• _Task to carry out_:
Using the listing below, copy every line that mentions "Hanging".

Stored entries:
╔══
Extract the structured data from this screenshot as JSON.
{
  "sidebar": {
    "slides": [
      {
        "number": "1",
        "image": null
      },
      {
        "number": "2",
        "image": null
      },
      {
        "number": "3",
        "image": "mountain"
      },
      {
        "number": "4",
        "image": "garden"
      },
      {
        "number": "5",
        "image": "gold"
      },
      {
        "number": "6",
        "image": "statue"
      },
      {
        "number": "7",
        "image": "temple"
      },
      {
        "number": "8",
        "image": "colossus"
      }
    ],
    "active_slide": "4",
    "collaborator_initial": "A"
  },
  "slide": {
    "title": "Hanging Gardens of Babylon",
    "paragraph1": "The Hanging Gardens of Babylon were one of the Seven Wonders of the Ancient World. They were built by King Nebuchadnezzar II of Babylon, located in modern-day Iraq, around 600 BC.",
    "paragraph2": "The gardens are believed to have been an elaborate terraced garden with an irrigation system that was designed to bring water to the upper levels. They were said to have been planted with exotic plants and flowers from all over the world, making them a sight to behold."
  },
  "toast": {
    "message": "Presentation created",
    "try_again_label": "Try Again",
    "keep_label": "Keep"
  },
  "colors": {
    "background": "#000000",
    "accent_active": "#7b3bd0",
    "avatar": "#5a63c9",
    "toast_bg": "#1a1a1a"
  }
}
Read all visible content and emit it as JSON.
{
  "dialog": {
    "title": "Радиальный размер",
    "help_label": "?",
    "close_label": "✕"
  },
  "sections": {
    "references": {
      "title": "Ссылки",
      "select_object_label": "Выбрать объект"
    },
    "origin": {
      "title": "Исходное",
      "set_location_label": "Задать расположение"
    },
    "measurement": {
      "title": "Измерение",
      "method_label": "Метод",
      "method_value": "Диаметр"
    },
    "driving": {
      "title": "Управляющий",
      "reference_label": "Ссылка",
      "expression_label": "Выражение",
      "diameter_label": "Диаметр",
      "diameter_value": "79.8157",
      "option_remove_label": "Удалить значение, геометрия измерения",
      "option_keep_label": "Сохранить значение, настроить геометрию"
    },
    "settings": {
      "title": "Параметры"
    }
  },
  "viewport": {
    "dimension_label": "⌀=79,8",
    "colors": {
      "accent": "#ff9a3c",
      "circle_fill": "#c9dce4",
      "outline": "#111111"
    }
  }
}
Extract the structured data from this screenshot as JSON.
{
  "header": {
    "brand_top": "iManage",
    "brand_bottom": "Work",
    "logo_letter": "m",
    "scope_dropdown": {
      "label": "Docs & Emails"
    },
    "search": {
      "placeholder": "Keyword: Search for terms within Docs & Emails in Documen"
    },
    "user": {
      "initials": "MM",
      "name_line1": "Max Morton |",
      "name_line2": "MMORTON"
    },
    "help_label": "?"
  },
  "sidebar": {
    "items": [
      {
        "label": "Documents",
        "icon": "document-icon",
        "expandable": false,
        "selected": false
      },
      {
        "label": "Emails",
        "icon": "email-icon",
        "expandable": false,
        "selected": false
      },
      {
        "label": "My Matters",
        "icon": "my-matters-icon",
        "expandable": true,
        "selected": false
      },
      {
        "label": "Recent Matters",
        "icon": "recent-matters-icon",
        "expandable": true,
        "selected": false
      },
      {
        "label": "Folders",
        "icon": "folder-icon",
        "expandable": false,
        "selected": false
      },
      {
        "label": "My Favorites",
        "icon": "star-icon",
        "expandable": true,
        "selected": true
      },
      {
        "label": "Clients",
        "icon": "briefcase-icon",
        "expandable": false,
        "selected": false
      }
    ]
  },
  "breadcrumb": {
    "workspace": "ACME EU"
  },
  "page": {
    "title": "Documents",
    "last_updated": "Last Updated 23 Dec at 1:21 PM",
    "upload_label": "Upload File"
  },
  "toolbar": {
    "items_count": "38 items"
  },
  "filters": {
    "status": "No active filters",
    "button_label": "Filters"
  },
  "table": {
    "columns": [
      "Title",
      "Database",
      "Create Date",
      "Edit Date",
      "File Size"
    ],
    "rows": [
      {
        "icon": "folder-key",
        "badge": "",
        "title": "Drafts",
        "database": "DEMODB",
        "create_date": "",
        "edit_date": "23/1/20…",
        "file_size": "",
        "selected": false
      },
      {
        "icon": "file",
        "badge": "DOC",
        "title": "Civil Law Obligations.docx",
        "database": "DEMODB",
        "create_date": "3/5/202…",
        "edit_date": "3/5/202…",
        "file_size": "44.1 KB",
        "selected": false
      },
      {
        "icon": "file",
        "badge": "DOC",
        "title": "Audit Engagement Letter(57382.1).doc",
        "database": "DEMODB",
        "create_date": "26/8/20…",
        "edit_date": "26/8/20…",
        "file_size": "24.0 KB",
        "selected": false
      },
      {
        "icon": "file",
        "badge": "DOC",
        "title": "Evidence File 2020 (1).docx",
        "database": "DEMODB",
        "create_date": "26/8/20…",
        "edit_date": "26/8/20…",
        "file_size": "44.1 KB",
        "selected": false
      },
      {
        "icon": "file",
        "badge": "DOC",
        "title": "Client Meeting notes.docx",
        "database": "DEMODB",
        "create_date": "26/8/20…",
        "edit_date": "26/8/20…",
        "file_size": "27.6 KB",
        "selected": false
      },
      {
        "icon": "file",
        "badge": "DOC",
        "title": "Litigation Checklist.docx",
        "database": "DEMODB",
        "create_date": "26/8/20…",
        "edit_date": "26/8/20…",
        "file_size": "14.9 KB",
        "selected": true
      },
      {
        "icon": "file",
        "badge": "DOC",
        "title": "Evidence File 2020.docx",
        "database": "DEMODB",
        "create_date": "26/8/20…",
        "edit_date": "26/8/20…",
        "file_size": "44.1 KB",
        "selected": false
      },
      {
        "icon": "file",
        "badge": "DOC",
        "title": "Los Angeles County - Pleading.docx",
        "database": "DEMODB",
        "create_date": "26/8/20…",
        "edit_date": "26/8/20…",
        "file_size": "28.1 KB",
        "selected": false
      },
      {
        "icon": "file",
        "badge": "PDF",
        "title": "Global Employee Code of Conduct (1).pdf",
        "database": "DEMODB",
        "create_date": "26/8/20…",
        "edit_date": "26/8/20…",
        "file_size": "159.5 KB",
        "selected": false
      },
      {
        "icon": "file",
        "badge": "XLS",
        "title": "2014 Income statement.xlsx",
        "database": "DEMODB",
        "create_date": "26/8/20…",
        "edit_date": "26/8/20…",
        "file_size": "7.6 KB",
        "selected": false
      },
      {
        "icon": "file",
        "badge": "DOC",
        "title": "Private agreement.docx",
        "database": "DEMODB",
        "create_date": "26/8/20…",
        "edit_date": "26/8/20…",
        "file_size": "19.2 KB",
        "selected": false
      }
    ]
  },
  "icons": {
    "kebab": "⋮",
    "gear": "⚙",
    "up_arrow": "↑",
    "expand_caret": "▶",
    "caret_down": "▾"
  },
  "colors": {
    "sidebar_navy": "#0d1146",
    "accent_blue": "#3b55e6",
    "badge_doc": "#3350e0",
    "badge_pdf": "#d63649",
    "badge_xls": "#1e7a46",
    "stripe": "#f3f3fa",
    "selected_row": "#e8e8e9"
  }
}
╚══
• _Expected answer_:
    "title": "Hanging Gardens of Babylon",
    "paragraph1": "The Hanging Gardens of Babylon were one of the Seven Wonders of the Ancient World. They were built by King Nebuchadnezzar II of Babylon, located in modern-day Iraq, around 600 BC.",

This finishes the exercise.